**PASSAGE SHOWN:**
________________________________________

Enable preloading in dlopen-ed shared libraries?

Fengkai Sun qcloud1014@gmail.com
Wed Jul 28 06:17:05 GMT 2021


Hi Adhemerval,

This seems very specific to add such complexity and extra internal state
> on loader and I want to understand better the issue you are trying to solve
> and why you can't use the current tools instead.
>
> Thanks for your reply! I now realize that changing the interface of the
dynamic linker needs reason and user cases that are solid and general
enough. But originally I planned to ask if this is a good idea and if there
is an existing interface to achieve this. Thank you for the information
provided!

I will explain the original problem I want to solve here:

We have an acadamic project which proposes a framework, and it should load
and isolate some external libraries completely, making them self-contained
and does not need to refer to anything outside their own namespace.
Ideally, dlmopen would suffice, but I found that dlmopen can only support
up to 16 namespaces, but we might use way more libraries than that.

________________________________________

**MATERIAL:**
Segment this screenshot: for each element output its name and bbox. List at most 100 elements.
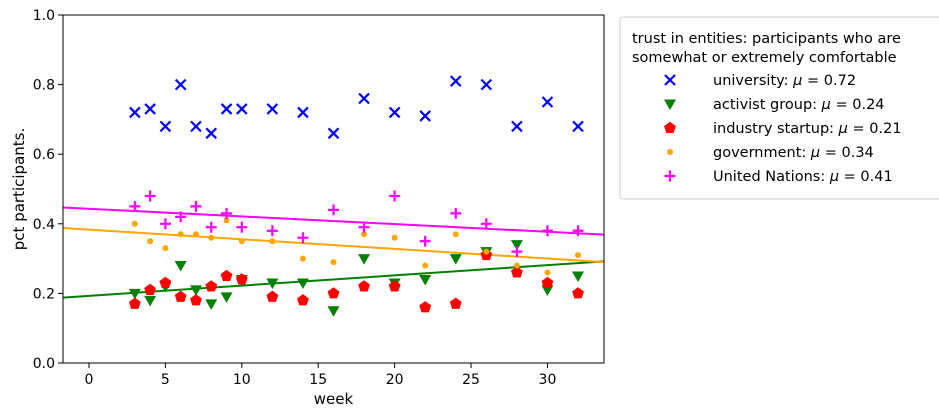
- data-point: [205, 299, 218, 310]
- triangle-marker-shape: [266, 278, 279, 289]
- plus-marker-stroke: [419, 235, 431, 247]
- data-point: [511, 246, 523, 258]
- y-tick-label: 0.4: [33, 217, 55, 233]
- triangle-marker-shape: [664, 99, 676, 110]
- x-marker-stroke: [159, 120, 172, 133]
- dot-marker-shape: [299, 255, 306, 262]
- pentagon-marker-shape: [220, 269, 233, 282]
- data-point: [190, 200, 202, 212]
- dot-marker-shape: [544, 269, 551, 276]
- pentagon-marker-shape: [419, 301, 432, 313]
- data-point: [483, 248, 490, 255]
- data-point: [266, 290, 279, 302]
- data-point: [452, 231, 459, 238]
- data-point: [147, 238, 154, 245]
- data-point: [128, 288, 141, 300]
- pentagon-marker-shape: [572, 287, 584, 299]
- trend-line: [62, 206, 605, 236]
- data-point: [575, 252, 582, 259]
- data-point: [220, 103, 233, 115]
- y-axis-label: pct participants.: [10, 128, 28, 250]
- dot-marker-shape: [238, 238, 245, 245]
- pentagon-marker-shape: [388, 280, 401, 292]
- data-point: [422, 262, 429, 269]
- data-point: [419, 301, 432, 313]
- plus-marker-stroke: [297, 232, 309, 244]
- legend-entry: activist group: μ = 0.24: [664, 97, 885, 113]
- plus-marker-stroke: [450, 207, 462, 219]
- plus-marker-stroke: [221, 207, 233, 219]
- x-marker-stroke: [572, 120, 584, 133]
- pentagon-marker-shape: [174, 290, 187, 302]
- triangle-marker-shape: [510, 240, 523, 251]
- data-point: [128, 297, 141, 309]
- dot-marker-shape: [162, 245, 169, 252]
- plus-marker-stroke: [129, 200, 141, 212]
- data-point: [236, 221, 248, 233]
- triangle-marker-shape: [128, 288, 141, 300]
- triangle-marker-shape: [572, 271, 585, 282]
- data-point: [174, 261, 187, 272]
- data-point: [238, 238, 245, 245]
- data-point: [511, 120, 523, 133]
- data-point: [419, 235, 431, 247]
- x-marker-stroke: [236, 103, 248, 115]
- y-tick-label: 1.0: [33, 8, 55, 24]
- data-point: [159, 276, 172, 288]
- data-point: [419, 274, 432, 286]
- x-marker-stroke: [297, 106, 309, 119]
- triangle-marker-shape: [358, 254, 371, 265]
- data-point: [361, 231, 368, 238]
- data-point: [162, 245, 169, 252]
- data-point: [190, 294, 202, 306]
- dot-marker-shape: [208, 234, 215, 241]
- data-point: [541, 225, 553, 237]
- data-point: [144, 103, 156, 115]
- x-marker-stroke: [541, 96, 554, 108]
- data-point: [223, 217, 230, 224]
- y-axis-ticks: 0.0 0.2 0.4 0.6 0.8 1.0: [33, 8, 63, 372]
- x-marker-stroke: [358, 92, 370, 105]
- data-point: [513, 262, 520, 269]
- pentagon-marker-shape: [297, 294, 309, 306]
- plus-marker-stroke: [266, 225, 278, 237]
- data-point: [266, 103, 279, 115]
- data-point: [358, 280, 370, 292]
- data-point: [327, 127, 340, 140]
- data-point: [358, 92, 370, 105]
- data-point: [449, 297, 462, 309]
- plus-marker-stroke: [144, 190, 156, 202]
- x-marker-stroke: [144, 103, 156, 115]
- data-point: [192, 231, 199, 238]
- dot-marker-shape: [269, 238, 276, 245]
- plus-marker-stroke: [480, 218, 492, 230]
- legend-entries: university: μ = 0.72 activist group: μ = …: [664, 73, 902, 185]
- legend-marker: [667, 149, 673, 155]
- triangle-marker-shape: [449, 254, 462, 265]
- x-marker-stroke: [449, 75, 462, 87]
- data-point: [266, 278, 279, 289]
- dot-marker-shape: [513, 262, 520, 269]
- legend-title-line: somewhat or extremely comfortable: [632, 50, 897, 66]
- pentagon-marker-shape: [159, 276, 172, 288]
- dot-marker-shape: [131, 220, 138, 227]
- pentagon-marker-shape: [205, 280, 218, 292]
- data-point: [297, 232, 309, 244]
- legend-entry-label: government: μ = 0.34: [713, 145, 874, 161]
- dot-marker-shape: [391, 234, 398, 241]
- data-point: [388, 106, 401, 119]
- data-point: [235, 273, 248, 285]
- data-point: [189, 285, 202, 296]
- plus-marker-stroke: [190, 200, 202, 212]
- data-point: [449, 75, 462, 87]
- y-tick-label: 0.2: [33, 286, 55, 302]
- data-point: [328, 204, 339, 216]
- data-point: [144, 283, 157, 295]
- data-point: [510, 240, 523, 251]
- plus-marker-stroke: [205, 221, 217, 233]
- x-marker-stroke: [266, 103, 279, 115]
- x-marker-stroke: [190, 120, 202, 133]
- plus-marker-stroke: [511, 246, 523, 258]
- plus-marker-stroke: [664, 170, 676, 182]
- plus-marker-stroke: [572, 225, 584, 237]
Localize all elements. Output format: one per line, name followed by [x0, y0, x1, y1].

________________________________________

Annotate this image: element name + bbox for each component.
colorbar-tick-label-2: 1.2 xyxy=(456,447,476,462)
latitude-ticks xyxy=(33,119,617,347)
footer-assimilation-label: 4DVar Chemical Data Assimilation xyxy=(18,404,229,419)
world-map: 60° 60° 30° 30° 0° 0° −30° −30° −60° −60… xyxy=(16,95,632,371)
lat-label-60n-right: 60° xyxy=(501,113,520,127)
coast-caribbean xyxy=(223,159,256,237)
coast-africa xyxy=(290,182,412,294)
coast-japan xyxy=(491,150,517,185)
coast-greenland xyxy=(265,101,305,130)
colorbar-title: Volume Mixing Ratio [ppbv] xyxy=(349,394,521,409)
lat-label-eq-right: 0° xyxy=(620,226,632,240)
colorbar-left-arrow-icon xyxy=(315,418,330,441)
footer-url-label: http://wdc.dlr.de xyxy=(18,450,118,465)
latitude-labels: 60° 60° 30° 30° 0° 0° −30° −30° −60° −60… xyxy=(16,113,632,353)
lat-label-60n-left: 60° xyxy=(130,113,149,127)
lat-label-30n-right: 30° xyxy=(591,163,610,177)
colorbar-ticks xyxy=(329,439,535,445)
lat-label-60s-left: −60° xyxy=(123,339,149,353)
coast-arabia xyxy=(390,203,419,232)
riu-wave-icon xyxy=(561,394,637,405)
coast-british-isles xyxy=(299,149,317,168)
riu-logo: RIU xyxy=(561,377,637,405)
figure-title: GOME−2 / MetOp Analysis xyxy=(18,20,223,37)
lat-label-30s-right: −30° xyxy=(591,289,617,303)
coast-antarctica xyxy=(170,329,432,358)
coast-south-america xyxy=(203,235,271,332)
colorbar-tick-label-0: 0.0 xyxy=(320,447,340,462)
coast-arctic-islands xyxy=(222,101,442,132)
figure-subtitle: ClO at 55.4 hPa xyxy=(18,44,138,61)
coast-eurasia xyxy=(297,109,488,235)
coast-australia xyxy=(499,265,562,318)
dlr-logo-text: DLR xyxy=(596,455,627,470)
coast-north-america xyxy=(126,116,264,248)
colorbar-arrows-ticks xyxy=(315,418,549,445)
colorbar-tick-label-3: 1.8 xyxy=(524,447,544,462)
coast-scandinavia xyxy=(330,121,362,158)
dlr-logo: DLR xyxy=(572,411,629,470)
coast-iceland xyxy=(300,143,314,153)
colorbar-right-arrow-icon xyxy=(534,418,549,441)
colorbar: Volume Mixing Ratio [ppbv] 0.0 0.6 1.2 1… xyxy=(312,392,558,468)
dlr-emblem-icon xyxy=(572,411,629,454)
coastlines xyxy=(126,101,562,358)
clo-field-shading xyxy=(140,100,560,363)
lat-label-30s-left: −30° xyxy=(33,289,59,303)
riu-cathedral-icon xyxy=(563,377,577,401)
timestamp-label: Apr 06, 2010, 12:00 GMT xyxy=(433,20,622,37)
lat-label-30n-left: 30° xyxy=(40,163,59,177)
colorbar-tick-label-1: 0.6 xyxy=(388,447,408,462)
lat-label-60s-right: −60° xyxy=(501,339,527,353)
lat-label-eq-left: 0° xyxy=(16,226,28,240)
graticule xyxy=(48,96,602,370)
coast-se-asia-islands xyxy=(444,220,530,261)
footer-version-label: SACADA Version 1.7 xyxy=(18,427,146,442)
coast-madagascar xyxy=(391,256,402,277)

________________________________________

**PROBLEMS AND TASKS:**
[A] In the mailing-list post about preloading in dlopen-ed shared libraries, what limit does the writer give for the number of namespaces dlmopen can support?
[B] Pick up the mailing-list post about preloading in dlopen-ed shared libraries right after its final sentence and keep writing it.

**OUTPUTS BY TASK:**
[A] Up to 16 namespaces.

[B]
So I came up with another solution to simulate multi-namespace inside one:
use dlopen and load the libraries all into the default namespace. To
achieve complete isolation, I recursively renamed the dependencies of the
external libraries to bypass the limitation of allowing only one instance
inside a namespace. This is done by ELF patching tools, and I used patchelf.
For example, let's say there is a dependency graph like this:
libexternal.so -> lib1.so; libexternal.so -> libc.so
lib1.so -> libc.so
libc.so -> ld-linux.so

After the renaming, the filename and dependency names of each library is
changed, so that ld.so will load another instance even if some libraries
already exist in the default namespace.
The dependency graph after renaming is like this:
libexternal.so -> lib1-1.so; libexternal.so -> libc-1.so
lib1-1.so -> libc-1.so
libc-1.so -> ld-linux-1.so

This is not a good solution because my understanding of glibc is quite
shallow. dlopen seems to have problems in initializing libc and libpthread
when the filename of them are changed. So I tried not to rename libc or
libpthread and made them shared(just like the RTLD_UNIQUE flag proposed by
Vivek).

And we also want to interpose the symbols inside the external libraries. So
I asked if there is a way to provide a different definition for symbols in
local scope, just like what LD_PRELOAD does to global scope.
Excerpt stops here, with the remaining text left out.